| RECORDS PROVIDED |

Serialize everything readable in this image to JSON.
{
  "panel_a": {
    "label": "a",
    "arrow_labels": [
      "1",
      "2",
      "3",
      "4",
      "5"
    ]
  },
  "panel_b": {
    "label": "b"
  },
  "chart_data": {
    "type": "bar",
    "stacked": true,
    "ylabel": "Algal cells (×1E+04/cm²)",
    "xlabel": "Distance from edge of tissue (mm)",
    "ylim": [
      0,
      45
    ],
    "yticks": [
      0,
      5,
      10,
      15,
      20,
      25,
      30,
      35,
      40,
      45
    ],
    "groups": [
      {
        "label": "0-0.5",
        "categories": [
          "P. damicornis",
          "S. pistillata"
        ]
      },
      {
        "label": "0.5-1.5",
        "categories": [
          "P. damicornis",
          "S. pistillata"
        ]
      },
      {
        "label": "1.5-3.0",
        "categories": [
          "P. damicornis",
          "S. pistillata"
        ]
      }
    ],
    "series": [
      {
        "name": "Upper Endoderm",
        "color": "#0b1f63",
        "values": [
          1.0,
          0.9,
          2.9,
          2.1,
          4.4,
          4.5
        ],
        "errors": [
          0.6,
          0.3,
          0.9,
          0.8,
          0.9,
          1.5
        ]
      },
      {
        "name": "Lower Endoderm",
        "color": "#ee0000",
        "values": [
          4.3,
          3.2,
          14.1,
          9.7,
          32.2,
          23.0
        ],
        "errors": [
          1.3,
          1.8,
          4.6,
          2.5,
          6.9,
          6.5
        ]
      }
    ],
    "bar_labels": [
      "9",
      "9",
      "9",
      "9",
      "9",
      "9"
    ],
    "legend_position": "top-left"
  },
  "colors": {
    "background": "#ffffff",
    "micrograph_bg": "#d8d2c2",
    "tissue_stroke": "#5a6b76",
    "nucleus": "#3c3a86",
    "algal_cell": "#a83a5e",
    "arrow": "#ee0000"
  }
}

| WHAT THIS TASK INVOLVES |
Retype the records above without changing a single word.

| REPLY TO THE EXERCISE |
Serialize everything readable in this image to JSON.
{
  "panel_a": {
    "label": "a",
    "arrow_labels": [
      "1",
      "2",
      "3",
      "4",
      "5"
    ]
  },
  "panel_b": {
    "label": "b"
  },
  "chart_data": {
    "type": "bar",
    "stacked": true,
    "ylabel": "Algal cells (×1E+04/cm²)",
    "xlabel": "Distance from edge of tissue (mm)",
    "ylim": [
      0,
      45
    ],
    "yticks": [
      0,
      5,
      10,
      15,
      20,
      25,
      30,
      35,
      40,
      45
    ],
    "groups": [
      {
        "label": "0-0.5",
        "categories": [
          "P. damicornis",
          "S. pistillata"
        ]
      },
      {
        "label": "0.5-1.5",
        "categories": [
          "P. damicornis",
          "S. pistillata"
        ]
      },
      {
        "label": "1.5-3.0",
        "categories": [
          "P. damicornis",
          "S. pistillata"
        ]
      }
    ],
    "series": [
      {
        "name": "Upper Endoderm",
        "color": "#0b1f63",
        "values": [
          1.0,
          0.9,
          2.9,
          2.1,
          4.4,
          4.5
        ],
        "errors": [
          0.6,
          0.3,
          0.9,
          0.8,
          0.9,
          1.5
        ]
      },
      {
        "name": "Lower Endoderm",
        "color": "#ee0000",
        "values": [
          4.3,
          3.2,
          14.1,
          9.7,
          32.2,
          23.0
        ],
        "errors": [
          1.3,
          1.8,
          4.6,
          2.5,
          6.9,
          6.5
        ]
      }
    ],
    "bar_labels": [
      "9",
      "9",
      "9",
      "9",
      "9",
      "9"
    ],
    "legend_position": "top-left"
  },
  "colors": {
    "background": "#ffffff",
    "micrograph_bg": "#d8d2c2",
    "tissue_stroke": "#5a6b76",
    "nucleus": "#3c3a86",
    "algal_cell": "#a83a5e",
    "arrow": "#ee0000"
  }
}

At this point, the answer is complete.